Problem: Write out the full set of records exactly. Any pictures in them do not belong in the copy.
START
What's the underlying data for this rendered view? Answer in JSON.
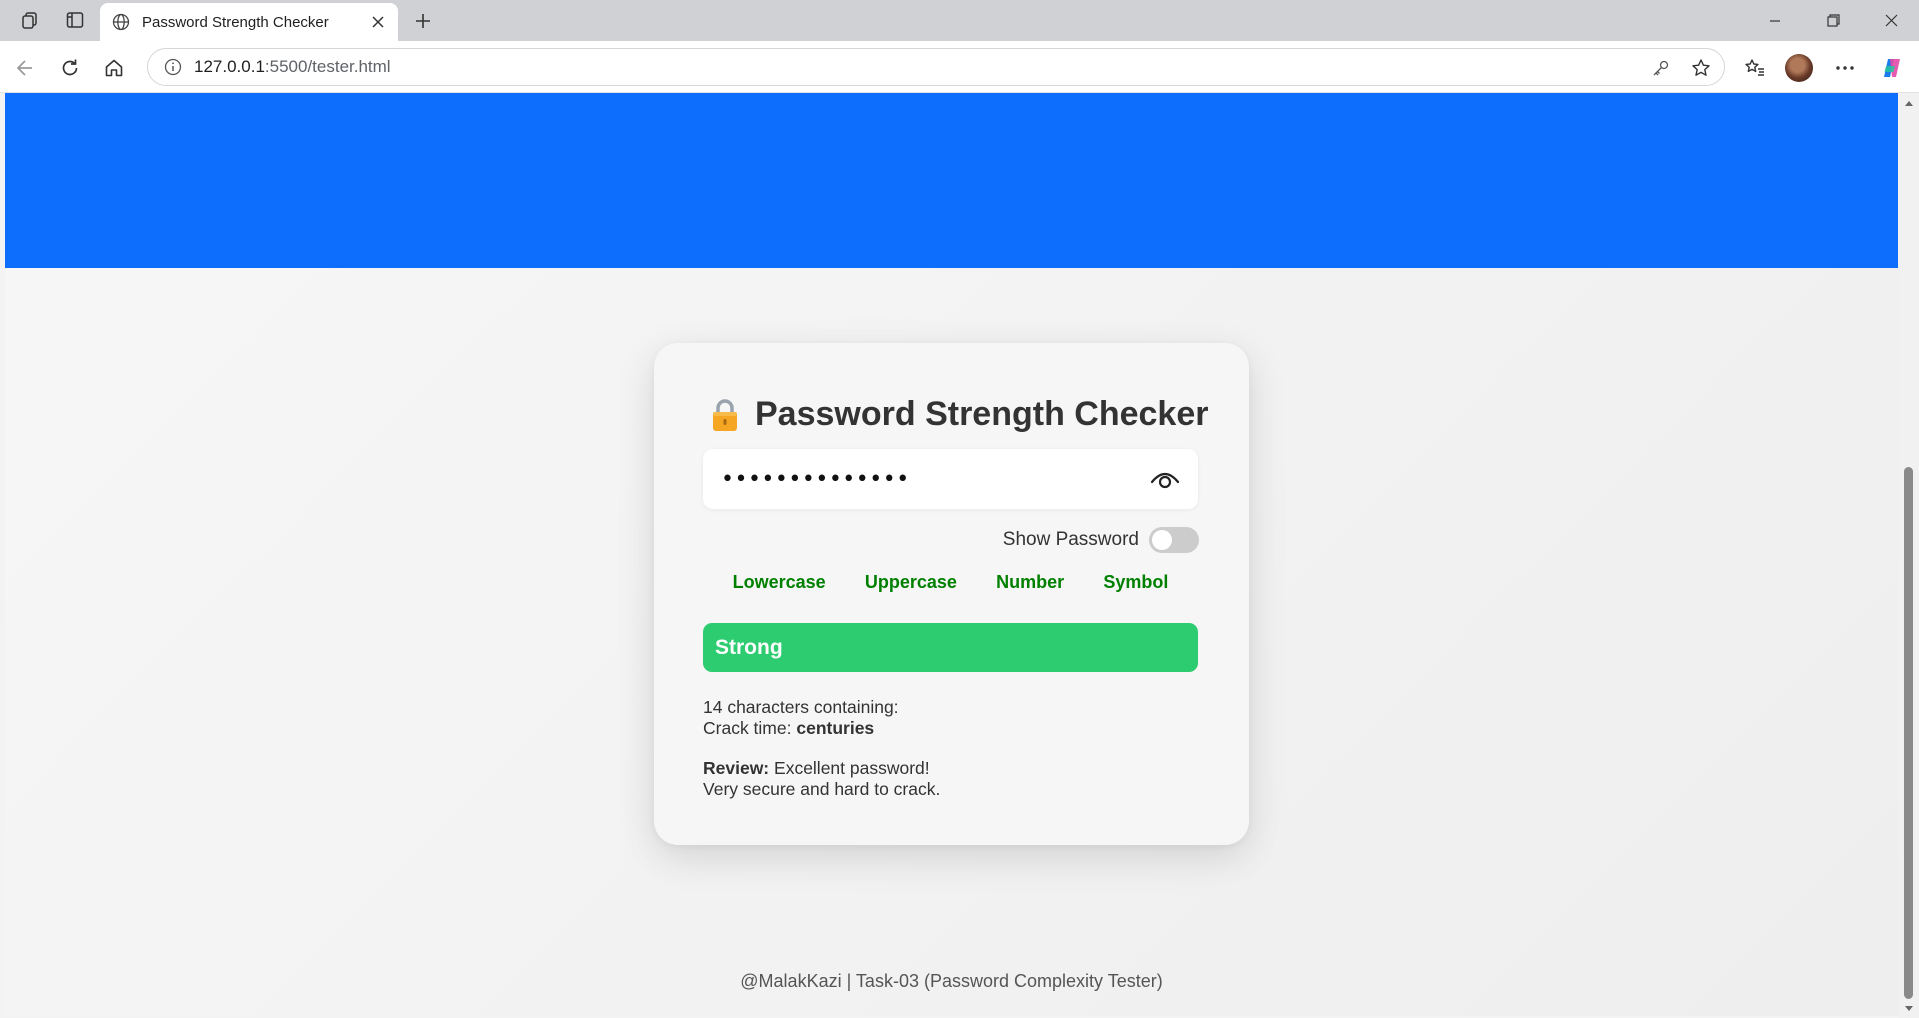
{
  "browser": {
    "tab_title": "Password Strength Checker",
    "url_host": "127.0.0.1",
    "url_path": ":5500/tester.html"
  },
  "card": {
    "title": "Password Strength Checker",
    "password_masked": "••••••••••••••",
    "show_password_label": "Show Password",
    "show_password_on": false,
    "criteria": [
      {
        "label": "Lowercase",
        "met": true
      },
      {
        "label": "Uppercase",
        "met": true
      },
      {
        "label": "Number",
        "met": true
      },
      {
        "label": "Symbol",
        "met": true
      }
    ],
    "strength": {
      "label": "Strong",
      "level": 1.0
    },
    "chars_text": "14 characters containing:",
    "crack_label": "Crack time:",
    "crack_value": "centuries",
    "review_label": "Review:",
    "review_line1": "Excellent password!",
    "review_line2": "Very secure and hard to crack."
  },
  "footer": {
    "text": "@MalakKazi | Task-03 (Password Complexity Tester)"
  },
  "colors": {
    "banner": "#0d6efd",
    "strong": "#2ecc71",
    "criteria_met": "#008000"
  },
  "icons": [
    "workspaces-icon",
    "vertical-tabs-icon",
    "globe-icon",
    "close-icon",
    "plus-icon",
    "minimize-icon",
    "restore-icon",
    "window-close-icon",
    "back-icon",
    "refresh-icon",
    "home-icon",
    "info-icon",
    "key-icon",
    "star-icon",
    "favorites-icon",
    "more-icon",
    "copilot-icon",
    "lock-icon",
    "eye-icon"
  ]
}
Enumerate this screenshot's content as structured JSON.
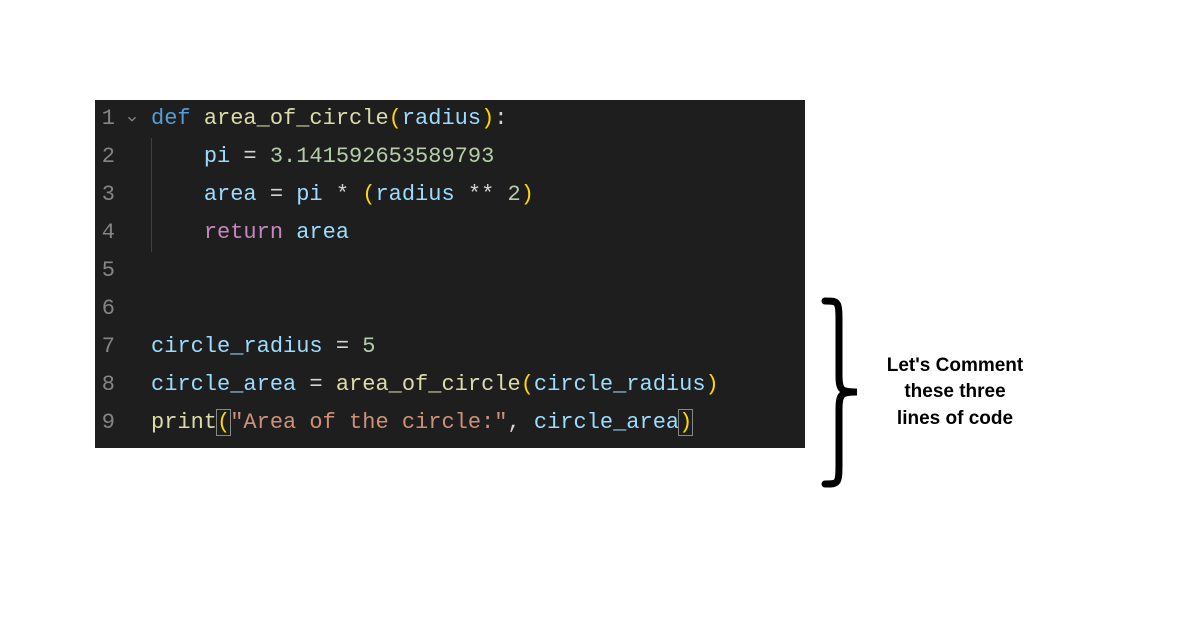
{
  "editor": {
    "lines": [
      {
        "num": "1"
      },
      {
        "num": "2"
      },
      {
        "num": "3"
      },
      {
        "num": "4"
      },
      {
        "num": "5"
      },
      {
        "num": "6"
      },
      {
        "num": "7"
      },
      {
        "num": "8"
      },
      {
        "num": "9"
      }
    ],
    "tokens": {
      "def": "def",
      "fn_name": "area_of_circle",
      "param": "radius",
      "pi_var": "pi",
      "pi_val": "3.141592653589793",
      "area_var": "area",
      "exp_val": "2",
      "return_kw": "return",
      "circle_radius": "circle_radius",
      "radius_val": "5",
      "circle_area": "circle_area",
      "print_fn": "print",
      "string_lit": "\"Area of the circle:\"",
      "equals": " = ",
      "star": " * ",
      "dstar": " ** ",
      "comma": ", ",
      "colon": ":",
      "lparen": "(",
      "rparen": ")"
    }
  },
  "annotation": {
    "line1": "Let's Comment",
    "line2": "these three",
    "line3": "lines of code"
  }
}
END
Complete output:
What's the underlying data for this rendered view? Answer in JSON.
{
  "browser": {
    "tab_title": "Password Strength Checker",
    "url_host": "127.0.0.1",
    "url_path": ":5500/tester.html"
  },
  "card": {
    "title": "Password Strength Checker",
    "password_masked": "••••••••••••••",
    "show_password_label": "Show Password",
    "show_password_on": false,
    "criteria": [
      {
        "label": "Lowercase",
        "met": true
      },
      {
        "label": "Uppercase",
        "met": true
      },
      {
        "label": "Number",
        "met": true
      },
      {
        "label": "Symbol",
        "met": true
      }
    ],
    "strength": {
      "label": "Strong",
      "level": 1.0
    },
    "chars_text": "14 characters containing:",
    "crack_label": "Crack time:",
    "crack_value": "centuries",
    "review_label": "Review:",
    "review_line1": "Excellent password!",
    "review_line2": "Very secure and hard to crack."
  },
  "footer": {
    "text": "@MalakKazi | Task-03 (Password Complexity Tester)"
  },
  "colors": {
    "banner": "#0d6efd",
    "strong": "#2ecc71",
    "criteria_met": "#008000"
  },
  "icons": [
    "workspaces-icon",
    "vertical-tabs-icon",
    "globe-icon",
    "close-icon",
    "plus-icon",
    "minimize-icon",
    "restore-icon",
    "window-close-icon",
    "back-icon",
    "refresh-icon",
    "home-icon",
    "info-icon",
    "key-icon",
    "star-icon",
    "favorites-icon",
    "more-icon",
    "copilot-icon",
    "lock-icon",
    "eye-icon"
  ]
}
Enumerate this screenshot's content as structured JSON.
{
  "editor": {
    "lines": [
      {
        "num": "1"
      },
      {
        "num": "2"
      },
      {
        "num": "3"
      },
      {
        "num": "4"
      },
      {
        "num": "5"
      },
      {
        "num": "6"
      },
      {
        "num": "7"
      },
      {
        "num": "8"
      },
      {
        "num": "9"
      }
    ],
    "tokens": {
      "def": "def",
      "fn_name": "area_of_circle",
      "param": "radius",
      "pi_var": "pi",
      "pi_val": "3.141592653589793",
      "area_var": "area",
      "exp_val": "2",
      "return_kw": "return",
      "circle_radius": "circle_radius",
      "radius_val": "5",
      "circle_area": "circle_area",
      "print_fn": "print",
      "string_lit": "\"Area of the circle:\"",
      "equals": " = ",
      "star": " * ",
      "dstar": " ** ",
      "comma": ", ",
      "colon": ":",
      "lparen": "(",
      "rparen": ")"
    }
  },
  "annotation": {
    "line1": "Let's Comment",
    "line2": "these three",
    "line3": "lines of code"
  }
}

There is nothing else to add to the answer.